§ **Records excerpted from a collection**
____________________

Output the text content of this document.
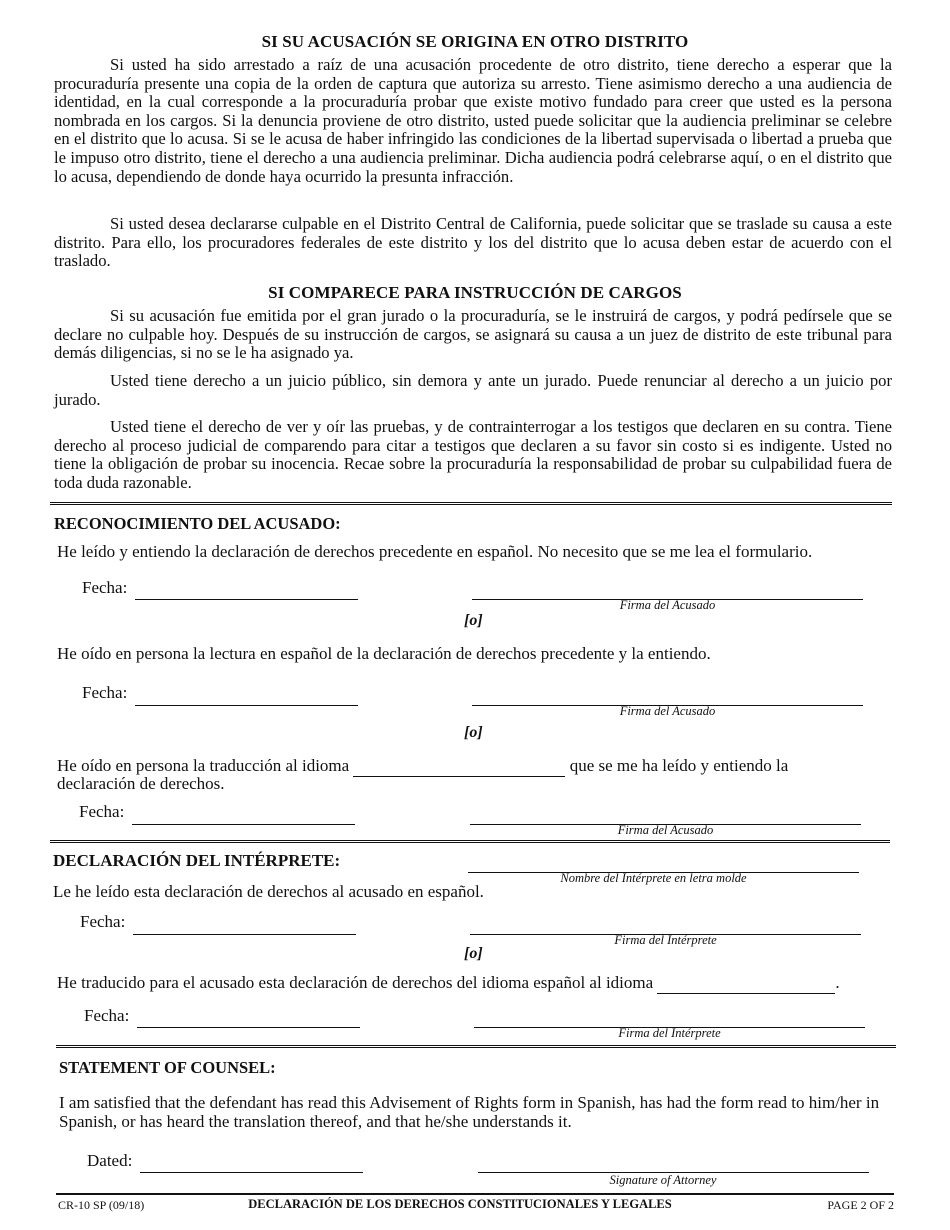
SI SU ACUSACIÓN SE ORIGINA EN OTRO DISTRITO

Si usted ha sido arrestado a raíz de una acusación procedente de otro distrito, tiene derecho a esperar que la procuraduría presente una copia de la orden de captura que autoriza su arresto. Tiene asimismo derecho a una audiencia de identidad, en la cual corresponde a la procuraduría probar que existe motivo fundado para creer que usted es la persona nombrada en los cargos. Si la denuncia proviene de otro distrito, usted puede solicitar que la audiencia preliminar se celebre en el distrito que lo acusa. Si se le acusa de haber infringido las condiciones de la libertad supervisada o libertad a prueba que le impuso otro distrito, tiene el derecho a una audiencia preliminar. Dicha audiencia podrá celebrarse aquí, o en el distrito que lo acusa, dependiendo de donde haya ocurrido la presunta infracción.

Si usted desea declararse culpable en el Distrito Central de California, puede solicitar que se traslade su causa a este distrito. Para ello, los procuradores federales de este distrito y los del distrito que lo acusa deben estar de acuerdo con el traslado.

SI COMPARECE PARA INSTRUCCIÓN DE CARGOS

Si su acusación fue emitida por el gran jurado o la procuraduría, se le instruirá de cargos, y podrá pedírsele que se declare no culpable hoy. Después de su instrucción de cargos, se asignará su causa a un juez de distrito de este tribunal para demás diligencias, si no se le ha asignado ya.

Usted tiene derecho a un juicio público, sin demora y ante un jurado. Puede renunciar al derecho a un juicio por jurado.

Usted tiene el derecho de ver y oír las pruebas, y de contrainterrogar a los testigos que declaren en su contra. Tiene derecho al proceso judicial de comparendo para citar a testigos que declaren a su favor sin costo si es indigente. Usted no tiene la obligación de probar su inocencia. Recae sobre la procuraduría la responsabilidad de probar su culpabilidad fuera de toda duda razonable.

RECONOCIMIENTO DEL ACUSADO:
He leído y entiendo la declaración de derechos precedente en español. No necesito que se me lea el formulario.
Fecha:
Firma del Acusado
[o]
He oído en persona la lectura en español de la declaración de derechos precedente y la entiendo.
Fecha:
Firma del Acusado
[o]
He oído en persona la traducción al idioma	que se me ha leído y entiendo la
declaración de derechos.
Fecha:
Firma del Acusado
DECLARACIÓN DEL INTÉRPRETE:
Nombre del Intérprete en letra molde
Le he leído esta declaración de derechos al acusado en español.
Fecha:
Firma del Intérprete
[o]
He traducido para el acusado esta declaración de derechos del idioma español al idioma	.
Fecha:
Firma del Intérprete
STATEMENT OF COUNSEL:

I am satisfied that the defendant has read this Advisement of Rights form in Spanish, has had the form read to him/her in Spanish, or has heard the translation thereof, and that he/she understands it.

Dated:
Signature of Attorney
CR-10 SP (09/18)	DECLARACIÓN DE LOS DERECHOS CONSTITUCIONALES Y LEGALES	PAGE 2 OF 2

____________________

§ **Work to do**
Leave the pictures out and print the records above exactly as they stand.

§ **Exercise output**
Output the text content of this document.
SI SU ACUSACIÓN SE ORIGINA EN OTRO DISTRITO

Si usted ha sido arrestado a raíz de una acusación procedente de otro distrito, tiene derecho a esperar que la procuraduría presente una copia de la orden de captura que autoriza su arresto. Tiene asimismo derecho a una audiencia de identidad, en la cual corresponde a la procuraduría probar que existe motivo fundado para creer que usted es la persona nombrada en los cargos. Si la denuncia proviene de otro distrito, usted puede solicitar que la audiencia preliminar se celebre en el distrito que lo acusa. Si se le acusa de haber infringido las condiciones de la libertad supervisada o libertad a prueba que le impuso otro distrito, tiene el derecho a una audiencia preliminar. Dicha audiencia podrá celebrarse aquí, o en el distrito que lo acusa, dependiendo de donde haya ocurrido la presunta infracción.

Si usted desea declararse culpable en el Distrito Central de California, puede solicitar que se traslade su causa a este distrito. Para ello, los procuradores federales de este distrito y los del distrito que lo acusa deben estar de acuerdo con el traslado.

SI COMPARECE PARA INSTRUCCIÓN DE CARGOS

Si su acusación fue emitida por el gran jurado o la procuraduría, se le instruirá de cargos, y podrá pedírsele que se declare no culpable hoy. Después de su instrucción de cargos, se asignará su causa a un juez de distrito de este tribunal para demás diligencias, si no se le ha asignado ya.

Usted tiene derecho a un juicio público, sin demora y ante un jurado. Puede renunciar al derecho a un juicio por jurado.

Usted tiene el derecho de ver y oír las pruebas, y de contrainterrogar a los testigos que declaren en su contra. Tiene derecho al proceso judicial de comparendo para citar a testigos que declaren a su favor sin costo si es indigente. Usted no tiene la obligación de probar su inocencia. Recae sobre la procuraduría la responsabilidad de probar su culpabilidad fuera de toda duda razonable.

RECONOCIMIENTO DEL ACUSADO:
He leído y entiendo la declaración de derechos precedente en español. No necesito que se me lea el formulario.
Fecha:
Firma del Acusado
[o]
He oído en persona la lectura en español de la declaración de derechos precedente y la entiendo.
Fecha:
Firma del Acusado
[o]
He oído en persona la traducción al idioma	que se me ha leído y entiendo la
declaración de derechos.
Fecha:
Firma del Acusado
DECLARACIÓN DEL INTÉRPRETE:
Nombre del Intérprete en letra molde
Le he leído esta declaración de derechos al acusado en español.
Fecha:
Firma del Intérprete
[o]
He traducido para el acusado esta declaración de derechos del idioma español al idioma	.
Fecha:
Firma del Intérprete
STATEMENT OF COUNSEL:

I am satisfied that the defendant has read this Advisement of Rights form in Spanish, has had the form read to him/her in Spanish, or has heard the translation thereof, and that he/she understands it.

Dated:
Signature of Attorney
CR-10 SP (09/18)	DECLARACIÓN DE LOS DERECHOS CONSTITUCIONALES Y LEGALES	PAGE 2 OF 2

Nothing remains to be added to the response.